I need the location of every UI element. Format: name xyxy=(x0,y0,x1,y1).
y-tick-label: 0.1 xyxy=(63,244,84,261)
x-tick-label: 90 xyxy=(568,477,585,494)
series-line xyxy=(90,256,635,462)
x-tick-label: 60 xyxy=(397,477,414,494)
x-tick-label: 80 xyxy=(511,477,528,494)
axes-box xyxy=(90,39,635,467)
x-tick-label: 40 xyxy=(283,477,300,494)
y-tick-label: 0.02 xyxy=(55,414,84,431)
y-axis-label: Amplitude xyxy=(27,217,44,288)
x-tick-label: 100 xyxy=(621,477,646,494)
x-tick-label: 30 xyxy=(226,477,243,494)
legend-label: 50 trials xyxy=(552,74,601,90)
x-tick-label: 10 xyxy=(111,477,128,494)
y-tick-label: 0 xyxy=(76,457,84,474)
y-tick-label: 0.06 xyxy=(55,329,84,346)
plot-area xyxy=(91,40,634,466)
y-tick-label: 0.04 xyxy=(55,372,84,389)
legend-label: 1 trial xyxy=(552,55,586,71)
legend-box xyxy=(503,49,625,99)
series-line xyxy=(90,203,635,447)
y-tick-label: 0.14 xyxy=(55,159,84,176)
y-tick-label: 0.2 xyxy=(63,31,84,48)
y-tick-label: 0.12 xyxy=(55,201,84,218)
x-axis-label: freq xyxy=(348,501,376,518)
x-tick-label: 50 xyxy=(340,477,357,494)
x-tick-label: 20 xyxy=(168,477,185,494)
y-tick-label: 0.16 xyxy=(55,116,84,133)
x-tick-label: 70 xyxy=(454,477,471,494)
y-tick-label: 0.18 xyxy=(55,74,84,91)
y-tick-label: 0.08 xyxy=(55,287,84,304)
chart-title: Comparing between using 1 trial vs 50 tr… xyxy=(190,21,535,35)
..........
> What to work on: Reproduce the rows above with "Amplitude" changed to "Magnitude" and nothing else altered.

> Complete response:
I need the location of every UI element. Format: name xyxy=(x0,y0,x1,y1).
y-tick-label: 0.1 xyxy=(63,244,84,261)
x-tick-label: 90 xyxy=(568,477,585,494)
series-line xyxy=(90,256,635,462)
x-tick-label: 60 xyxy=(397,477,414,494)
x-tick-label: 80 xyxy=(511,477,528,494)
axes-box xyxy=(90,39,635,467)
x-tick-label: 40 xyxy=(283,477,300,494)
y-tick-label: 0.02 xyxy=(55,414,84,431)
y-axis-label: Magnitude xyxy=(27,217,44,288)
x-tick-label: 100 xyxy=(621,477,646,494)
x-tick-label: 30 xyxy=(226,477,243,494)
legend-label: 50 trials xyxy=(552,74,601,90)
x-tick-label: 10 xyxy=(111,477,128,494)
y-tick-label: 0 xyxy=(76,457,84,474)
y-tick-label: 0.06 xyxy=(55,329,84,346)
plot-area xyxy=(91,40,634,466)
y-tick-label: 0.04 xyxy=(55,372,84,389)
legend-label: 1 trial xyxy=(552,55,586,71)
legend-box xyxy=(503,49,625,99)
series-line xyxy=(90,203,635,447)
y-tick-label: 0.14 xyxy=(55,159,84,176)
y-tick-label: 0.2 xyxy=(63,31,84,48)
y-tick-label: 0.12 xyxy=(55,201,84,218)
x-axis-label: freq xyxy=(348,501,376,518)
x-tick-label: 50 xyxy=(340,477,357,494)
x-tick-label: 20 xyxy=(168,477,185,494)
y-tick-label: 0.16 xyxy=(55,116,84,133)
x-tick-label: 70 xyxy=(454,477,471,494)
y-tick-label: 0.18 xyxy=(55,74,84,91)
y-tick-label: 0.08 xyxy=(55,287,84,304)
chart-title: Comparing between using 1 trial vs 50 tr… xyxy=(190,21,535,35)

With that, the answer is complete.